INSTRUCTIONS TO FOLLOW:
Copy out lines with the word "description" from the material that follows.

## START

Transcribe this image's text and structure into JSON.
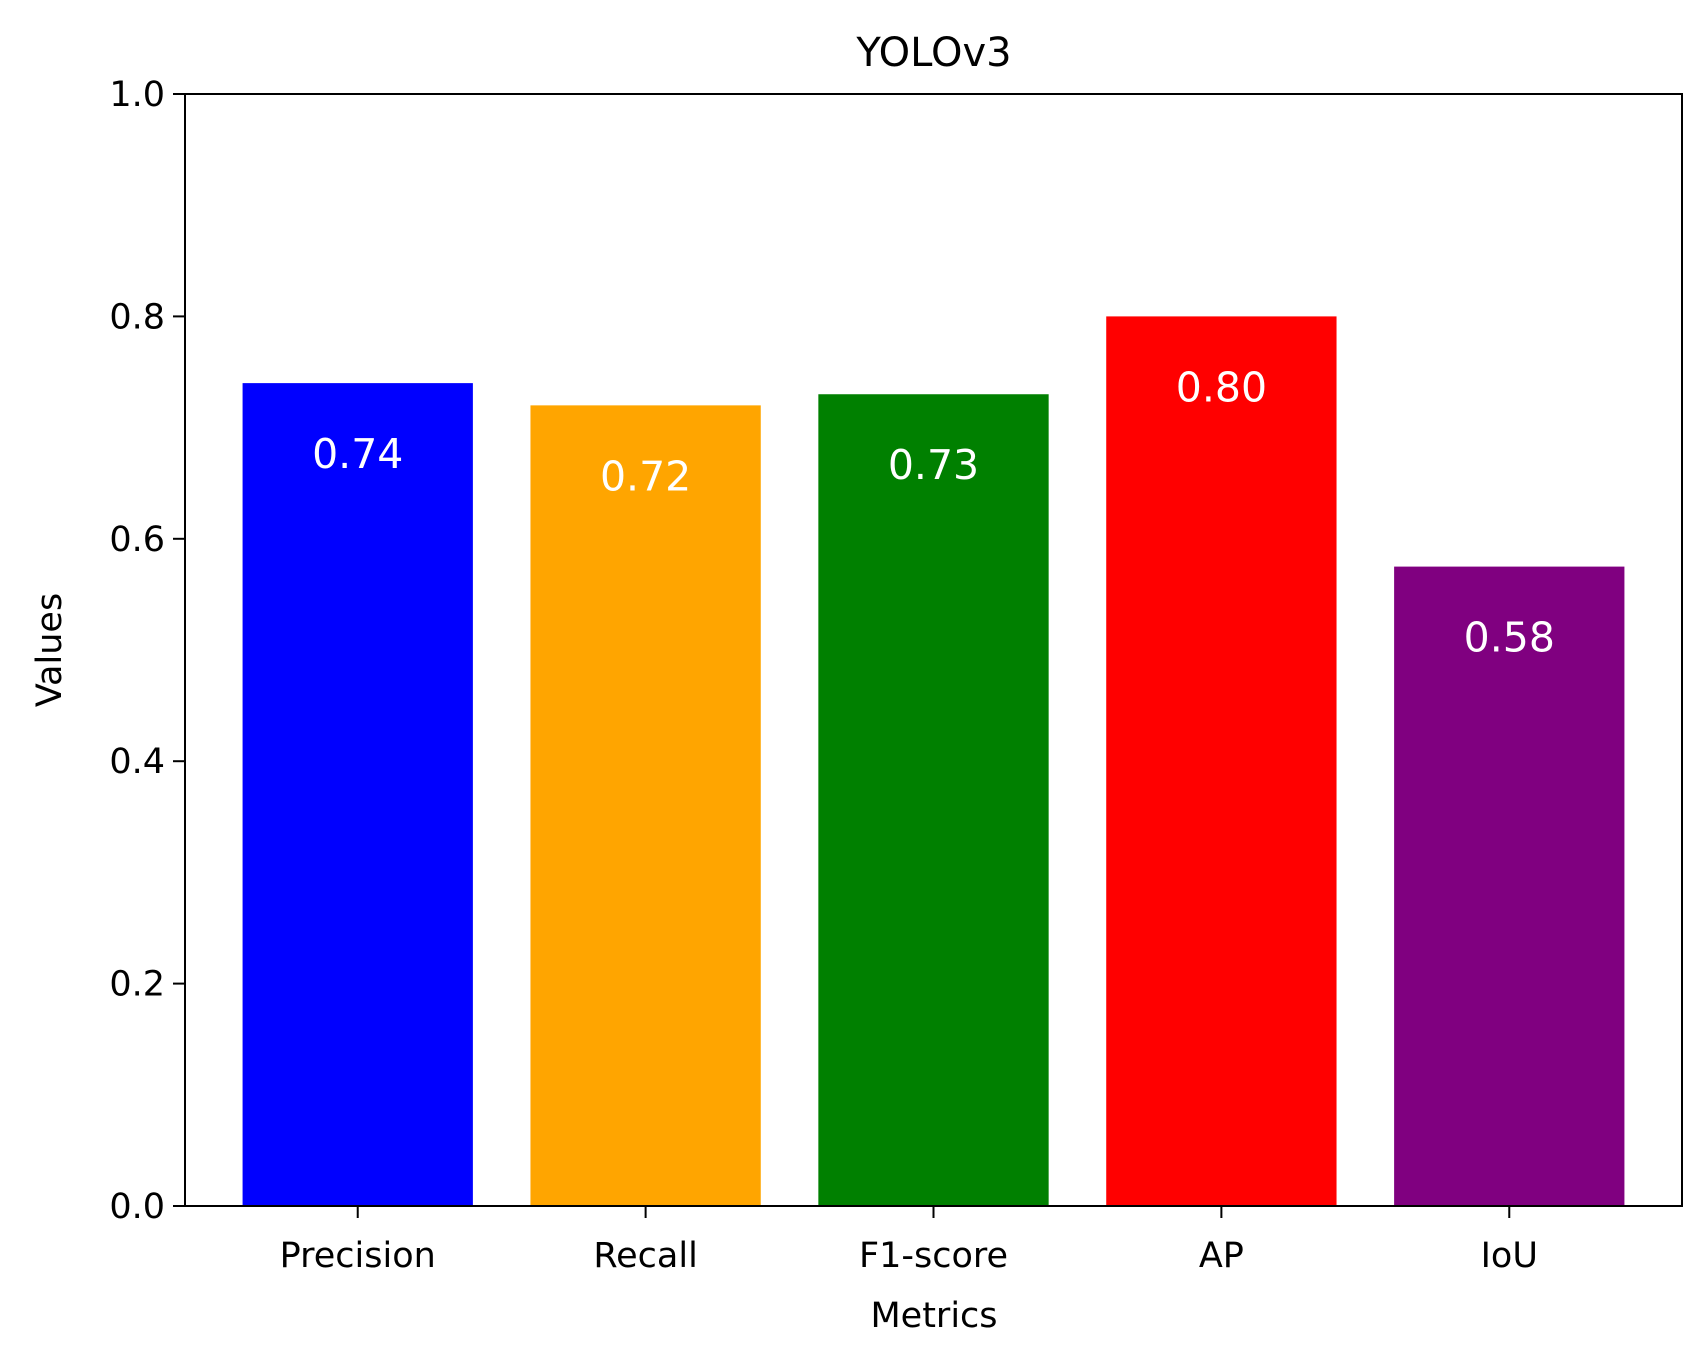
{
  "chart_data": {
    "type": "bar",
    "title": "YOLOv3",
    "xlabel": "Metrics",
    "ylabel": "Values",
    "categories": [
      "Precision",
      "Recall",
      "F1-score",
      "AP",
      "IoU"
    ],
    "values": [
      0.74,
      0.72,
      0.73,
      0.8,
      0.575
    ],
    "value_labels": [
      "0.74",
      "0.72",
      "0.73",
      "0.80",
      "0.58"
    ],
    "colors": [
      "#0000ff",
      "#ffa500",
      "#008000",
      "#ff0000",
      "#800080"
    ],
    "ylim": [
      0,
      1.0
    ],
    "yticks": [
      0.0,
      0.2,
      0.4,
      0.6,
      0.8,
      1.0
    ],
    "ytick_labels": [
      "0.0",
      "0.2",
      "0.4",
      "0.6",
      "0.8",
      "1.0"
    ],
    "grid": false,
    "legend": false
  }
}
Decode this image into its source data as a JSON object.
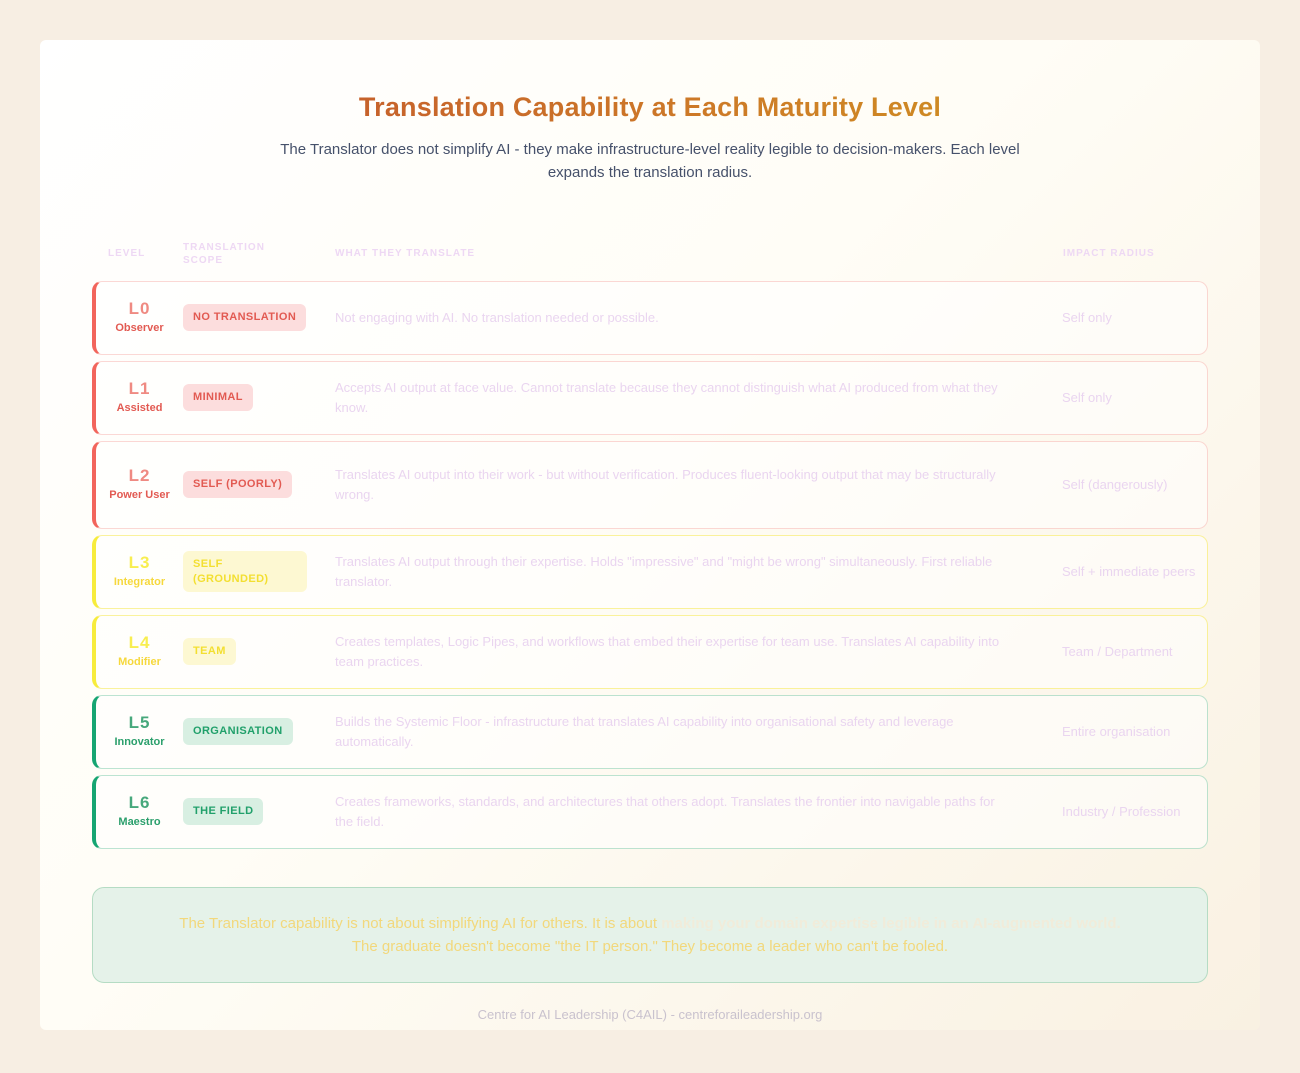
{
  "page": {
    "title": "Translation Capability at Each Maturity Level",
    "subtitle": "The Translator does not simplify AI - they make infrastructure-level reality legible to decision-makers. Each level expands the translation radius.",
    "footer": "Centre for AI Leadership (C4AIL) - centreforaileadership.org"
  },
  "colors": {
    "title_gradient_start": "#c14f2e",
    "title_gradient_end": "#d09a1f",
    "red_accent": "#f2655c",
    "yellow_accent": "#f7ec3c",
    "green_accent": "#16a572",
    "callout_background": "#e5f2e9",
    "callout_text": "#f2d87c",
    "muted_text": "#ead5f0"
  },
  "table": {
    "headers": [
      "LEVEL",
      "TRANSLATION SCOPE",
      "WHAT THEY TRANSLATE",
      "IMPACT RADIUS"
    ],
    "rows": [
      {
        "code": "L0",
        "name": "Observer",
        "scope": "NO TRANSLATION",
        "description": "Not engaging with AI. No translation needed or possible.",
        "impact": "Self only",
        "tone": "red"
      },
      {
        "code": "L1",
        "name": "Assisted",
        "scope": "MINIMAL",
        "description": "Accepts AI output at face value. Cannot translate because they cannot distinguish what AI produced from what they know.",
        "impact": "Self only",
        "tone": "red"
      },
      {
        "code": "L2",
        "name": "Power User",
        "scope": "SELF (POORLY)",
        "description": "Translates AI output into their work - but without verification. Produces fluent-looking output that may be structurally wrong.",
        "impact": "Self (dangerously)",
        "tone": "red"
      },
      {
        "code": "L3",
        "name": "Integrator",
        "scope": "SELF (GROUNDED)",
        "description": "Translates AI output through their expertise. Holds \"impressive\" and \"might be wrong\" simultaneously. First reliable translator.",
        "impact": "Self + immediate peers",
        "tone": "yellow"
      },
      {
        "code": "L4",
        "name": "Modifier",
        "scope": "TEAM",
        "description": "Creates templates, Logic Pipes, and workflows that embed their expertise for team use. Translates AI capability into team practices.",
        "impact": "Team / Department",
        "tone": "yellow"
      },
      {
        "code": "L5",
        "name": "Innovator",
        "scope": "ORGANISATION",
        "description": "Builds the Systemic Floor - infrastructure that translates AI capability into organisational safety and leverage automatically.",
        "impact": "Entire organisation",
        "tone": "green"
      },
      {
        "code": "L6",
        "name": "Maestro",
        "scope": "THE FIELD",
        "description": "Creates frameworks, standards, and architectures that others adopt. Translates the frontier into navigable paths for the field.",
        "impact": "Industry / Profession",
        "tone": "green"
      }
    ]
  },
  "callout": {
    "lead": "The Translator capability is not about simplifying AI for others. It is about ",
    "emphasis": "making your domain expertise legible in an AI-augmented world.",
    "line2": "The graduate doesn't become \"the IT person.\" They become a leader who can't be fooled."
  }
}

## END

SOLUTION FOR THIS TASK:
        "description": "Not engaging with AI. No translation needed or possible.",
        "description": "Accepts AI output at face value. Cannot translate because they cannot distinguish what AI produced from what they know.",
        "description": "Translates AI output into their work - but without verification. Produces fluent-looking output that may be structurally wrong.",
        "description": "Translates AI output through their expertise. Holds \"impressive\" and \"might be wrong\" simultaneously. First reliable translator.",
        "description": "Creates templates, Logic Pipes, and workflows that embed their expertise for team use. Translates AI capability into team practices.",
        "description": "Builds the Systemic Floor - infrastructure that translates AI capability into organisational safety and leverage automatically.",
        "description": "Creates frameworks, standards, and architectures that others adopt. Translates the frontier into navigable paths for the field.",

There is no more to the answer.